TASK DESCRIPTION:
Filter these entries, keeping only lines that hold the word "quyết".

──────── SUPPLIED ENTRIES

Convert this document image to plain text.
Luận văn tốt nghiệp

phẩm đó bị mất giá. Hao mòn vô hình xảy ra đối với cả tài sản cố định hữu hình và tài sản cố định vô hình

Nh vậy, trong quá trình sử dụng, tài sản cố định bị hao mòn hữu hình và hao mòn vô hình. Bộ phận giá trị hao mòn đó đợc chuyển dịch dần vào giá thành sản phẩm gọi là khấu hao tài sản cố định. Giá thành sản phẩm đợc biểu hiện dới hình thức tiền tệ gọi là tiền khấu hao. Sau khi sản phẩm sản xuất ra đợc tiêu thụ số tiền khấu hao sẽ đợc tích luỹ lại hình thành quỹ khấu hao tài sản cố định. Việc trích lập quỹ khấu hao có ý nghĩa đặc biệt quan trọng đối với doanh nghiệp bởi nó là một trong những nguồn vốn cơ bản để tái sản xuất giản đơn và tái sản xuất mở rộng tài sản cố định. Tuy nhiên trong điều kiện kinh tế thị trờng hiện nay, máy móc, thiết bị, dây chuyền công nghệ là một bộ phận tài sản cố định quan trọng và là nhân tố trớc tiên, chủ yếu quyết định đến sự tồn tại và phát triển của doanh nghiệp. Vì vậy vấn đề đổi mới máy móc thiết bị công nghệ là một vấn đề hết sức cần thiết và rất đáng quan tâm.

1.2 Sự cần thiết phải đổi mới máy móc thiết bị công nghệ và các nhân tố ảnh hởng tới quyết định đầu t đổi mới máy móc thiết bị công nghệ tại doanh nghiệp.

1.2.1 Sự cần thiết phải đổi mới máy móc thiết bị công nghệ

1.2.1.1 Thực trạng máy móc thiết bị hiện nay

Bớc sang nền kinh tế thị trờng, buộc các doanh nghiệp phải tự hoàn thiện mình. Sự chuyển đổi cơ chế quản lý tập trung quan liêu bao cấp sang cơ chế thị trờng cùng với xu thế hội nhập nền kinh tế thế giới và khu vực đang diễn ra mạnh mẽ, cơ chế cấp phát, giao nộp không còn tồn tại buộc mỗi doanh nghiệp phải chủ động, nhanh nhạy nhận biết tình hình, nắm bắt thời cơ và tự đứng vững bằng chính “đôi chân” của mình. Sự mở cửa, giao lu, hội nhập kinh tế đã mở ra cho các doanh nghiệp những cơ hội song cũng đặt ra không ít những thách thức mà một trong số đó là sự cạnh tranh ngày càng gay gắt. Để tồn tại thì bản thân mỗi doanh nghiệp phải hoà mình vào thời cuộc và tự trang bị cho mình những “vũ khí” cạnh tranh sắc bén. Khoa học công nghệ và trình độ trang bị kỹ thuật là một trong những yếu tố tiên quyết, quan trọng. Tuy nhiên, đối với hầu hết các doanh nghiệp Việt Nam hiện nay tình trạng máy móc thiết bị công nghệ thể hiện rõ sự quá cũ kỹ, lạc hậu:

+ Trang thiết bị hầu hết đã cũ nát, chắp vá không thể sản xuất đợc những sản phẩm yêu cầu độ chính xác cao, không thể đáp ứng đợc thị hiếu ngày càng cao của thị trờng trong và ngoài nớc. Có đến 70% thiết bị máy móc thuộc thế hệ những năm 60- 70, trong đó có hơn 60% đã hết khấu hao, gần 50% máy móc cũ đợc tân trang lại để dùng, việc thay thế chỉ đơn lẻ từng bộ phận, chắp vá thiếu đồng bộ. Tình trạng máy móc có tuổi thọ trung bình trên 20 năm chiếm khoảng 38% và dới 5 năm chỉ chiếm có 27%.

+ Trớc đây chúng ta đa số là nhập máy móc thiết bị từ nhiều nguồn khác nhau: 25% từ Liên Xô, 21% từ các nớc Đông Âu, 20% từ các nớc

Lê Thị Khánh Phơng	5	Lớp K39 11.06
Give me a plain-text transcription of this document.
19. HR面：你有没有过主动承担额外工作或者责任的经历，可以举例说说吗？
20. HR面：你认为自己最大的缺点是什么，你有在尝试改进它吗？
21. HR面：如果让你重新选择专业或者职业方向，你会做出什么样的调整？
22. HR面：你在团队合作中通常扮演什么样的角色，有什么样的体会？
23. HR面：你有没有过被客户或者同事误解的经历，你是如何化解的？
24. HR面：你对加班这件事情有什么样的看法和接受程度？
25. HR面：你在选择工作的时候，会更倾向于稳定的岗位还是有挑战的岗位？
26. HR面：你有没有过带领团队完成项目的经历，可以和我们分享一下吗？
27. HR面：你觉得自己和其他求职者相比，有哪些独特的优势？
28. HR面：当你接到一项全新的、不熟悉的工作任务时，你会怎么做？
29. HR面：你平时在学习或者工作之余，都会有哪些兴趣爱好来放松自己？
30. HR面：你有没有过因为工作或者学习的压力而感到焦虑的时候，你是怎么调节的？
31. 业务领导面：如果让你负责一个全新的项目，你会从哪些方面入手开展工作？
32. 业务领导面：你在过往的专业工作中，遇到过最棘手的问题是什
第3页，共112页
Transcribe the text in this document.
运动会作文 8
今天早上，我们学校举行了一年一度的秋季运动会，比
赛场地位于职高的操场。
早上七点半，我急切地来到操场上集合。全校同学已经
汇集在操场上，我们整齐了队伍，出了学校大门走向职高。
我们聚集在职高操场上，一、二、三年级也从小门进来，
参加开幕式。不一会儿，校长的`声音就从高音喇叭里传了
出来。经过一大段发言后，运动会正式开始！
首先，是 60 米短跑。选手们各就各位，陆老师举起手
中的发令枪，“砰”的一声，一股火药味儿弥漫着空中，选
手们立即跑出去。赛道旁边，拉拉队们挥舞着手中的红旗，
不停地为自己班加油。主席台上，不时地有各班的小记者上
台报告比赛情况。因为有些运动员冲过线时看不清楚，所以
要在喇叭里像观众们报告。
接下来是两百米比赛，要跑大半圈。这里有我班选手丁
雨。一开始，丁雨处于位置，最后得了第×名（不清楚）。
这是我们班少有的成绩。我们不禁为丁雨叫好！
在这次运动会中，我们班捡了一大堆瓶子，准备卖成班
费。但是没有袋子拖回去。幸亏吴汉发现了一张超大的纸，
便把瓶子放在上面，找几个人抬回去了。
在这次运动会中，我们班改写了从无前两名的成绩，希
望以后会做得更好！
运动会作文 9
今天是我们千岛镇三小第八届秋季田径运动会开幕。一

────────────────

FINAL RESULT:
Nh vậy, trong quá trình sử dụng, tài sản cố định bị hao mòn hữu hình và hao mòn vô hình. Bộ phận giá trị hao mòn đó đợc chuyển dịch dần vào giá thành sản phẩm gọi là khấu hao tài sản cố định. Giá thành sản phẩm đợc biểu hiện dới hình thức tiền tệ gọi là tiền khấu hao. Sau khi sản phẩm sản xuất ra đợc tiêu thụ số tiền khấu hao sẽ đợc tích luỹ lại hình thành quỹ khấu hao tài sản cố định. Việc trích lập quỹ khấu hao có ý nghĩa đặc biệt quan trọng đối với doanh nghiệp bởi nó là một trong những nguồn vốn cơ bản để tái sản xuất giản đơn và tái sản xuất mở rộng tài sản cố định. Tuy nhiên trong điều kiện kinh tế thị trờng hiện nay, máy móc, thiết bị, dây chuyền công nghệ là một bộ phận tài sản cố định quan trọng và là nhân tố trớc tiên, chủ yếu quyết định đến sự tồn tại và phát triển của doanh nghiệp. Vì vậy vấn đề đổi mới máy móc thiết bị công nghệ là một vấn đề hết sức cần thiết và rất đáng quan tâm.
1.2 Sự cần thiết phải đổi mới máy móc thiết bị công nghệ và các nhân tố ảnh hởng tới quyết định đầu t đổi mới máy móc thiết bị công nghệ tại doanh nghiệp.
Bớc sang nền kinh tế thị trờng, buộc các doanh nghiệp phải tự hoàn thiện mình. Sự chuyển đổi cơ chế quản lý tập trung quan liêu bao cấp sang cơ chế thị trờng cùng với xu thế hội nhập nền kinh tế thế giới và khu vực đang diễn ra mạnh mẽ, cơ chế cấp phát, giao nộp không còn tồn tại buộc mỗi doanh nghiệp phải chủ động, nhanh nhạy nhận biết tình hình, nắm bắt thời cơ và tự đứng vững bằng chính “đôi chân” của mình. Sự mở cửa, giao lu, hội nhập kinh tế đã mở ra cho các doanh nghiệp những cơ hội song cũng đặt ra không ít những thách thức mà một trong số đó là sự cạnh tranh ngày càng gay gắt. Để tồn tại thì bản thân mỗi doanh nghiệp phải hoà mình vào thời cuộc và tự trang bị cho mình những “vũ khí” cạnh tranh sắc bén. Khoa học công nghệ và trình độ trang bị kỹ thuật là một trong những yếu tố tiên quyết, quan trọng. Tuy nhiên, đối với hầu hết các doanh nghiệp Việt Nam hiện nay tình trạng máy móc thiết bị công nghệ thể hiện rõ sự quá cũ kỹ, lạc hậu:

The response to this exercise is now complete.